>> BEGIN Stored records

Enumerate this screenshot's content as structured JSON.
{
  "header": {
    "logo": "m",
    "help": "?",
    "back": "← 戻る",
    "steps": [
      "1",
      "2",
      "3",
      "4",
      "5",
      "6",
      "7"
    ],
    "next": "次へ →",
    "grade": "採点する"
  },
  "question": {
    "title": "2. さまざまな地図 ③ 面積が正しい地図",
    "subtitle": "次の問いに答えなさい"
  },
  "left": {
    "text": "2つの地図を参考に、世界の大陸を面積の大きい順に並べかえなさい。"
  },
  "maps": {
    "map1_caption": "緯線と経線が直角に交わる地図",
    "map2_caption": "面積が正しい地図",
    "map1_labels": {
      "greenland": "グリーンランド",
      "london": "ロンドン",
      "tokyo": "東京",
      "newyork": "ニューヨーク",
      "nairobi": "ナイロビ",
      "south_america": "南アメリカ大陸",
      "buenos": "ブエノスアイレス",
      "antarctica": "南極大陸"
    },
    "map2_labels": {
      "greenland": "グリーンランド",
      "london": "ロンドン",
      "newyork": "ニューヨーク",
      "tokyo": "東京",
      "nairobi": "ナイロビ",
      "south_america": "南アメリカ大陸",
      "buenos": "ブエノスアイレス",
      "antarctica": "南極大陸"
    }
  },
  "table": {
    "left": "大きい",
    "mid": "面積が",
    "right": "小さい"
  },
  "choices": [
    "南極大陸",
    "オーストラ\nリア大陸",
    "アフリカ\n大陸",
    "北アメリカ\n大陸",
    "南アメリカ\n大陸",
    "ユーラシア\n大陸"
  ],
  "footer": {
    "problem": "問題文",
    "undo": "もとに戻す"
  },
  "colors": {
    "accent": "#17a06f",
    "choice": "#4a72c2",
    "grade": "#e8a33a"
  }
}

>> END Stored records

Copy every record exactly as presented.

Enumerate this screenshot's content as structured JSON.
{
  "header": {
    "logo": "m",
    "help": "?",
    "back": "← 戻る",
    "steps": [
      "1",
      "2",
      "3",
      "4",
      "5",
      "6",
      "7"
    ],
    "next": "次へ →",
    "grade": "採点する"
  },
  "question": {
    "title": "2. さまざまな地図 ③ 面積が正しい地図",
    "subtitle": "次の問いに答えなさい"
  },
  "left": {
    "text": "2つの地図を参考に、世界の大陸を面積の大きい順に並べかえなさい。"
  },
  "maps": {
    "map1_caption": "緯線と経線が直角に交わる地図",
    "map2_caption": "面積が正しい地図",
    "map1_labels": {
      "greenland": "グリーンランド",
      "london": "ロンドン",
      "tokyo": "東京",
      "newyork": "ニューヨーク",
      "nairobi": "ナイロビ",
      "south_america": "南アメリカ大陸",
      "buenos": "ブエノスアイレス",
      "antarctica": "南極大陸"
    },
    "map2_labels": {
      "greenland": "グリーンランド",
      "london": "ロンドン",
      "newyork": "ニューヨーク",
      "tokyo": "東京",
      "nairobi": "ナイロビ",
      "south_america": "南アメリカ大陸",
      "buenos": "ブエノスアイレス",
      "antarctica": "南極大陸"
    }
  },
  "table": {
    "left": "大きい",
    "mid": "面積が",
    "right": "小さい"
  },
  "choices": [
    "南極大陸",
    "オーストラ\nリア大陸",
    "アフリカ\n大陸",
    "北アメリカ\n大陸",
    "南アメリカ\n大陸",
    "ユーラシア\n大陸"
  ],
  "footer": {
    "problem": "問題文",
    "undo": "もとに戻す"
  },
  "colors": {
    "accent": "#17a06f",
    "choice": "#4a72c2",
    "grade": "#e8a33a"
  }
}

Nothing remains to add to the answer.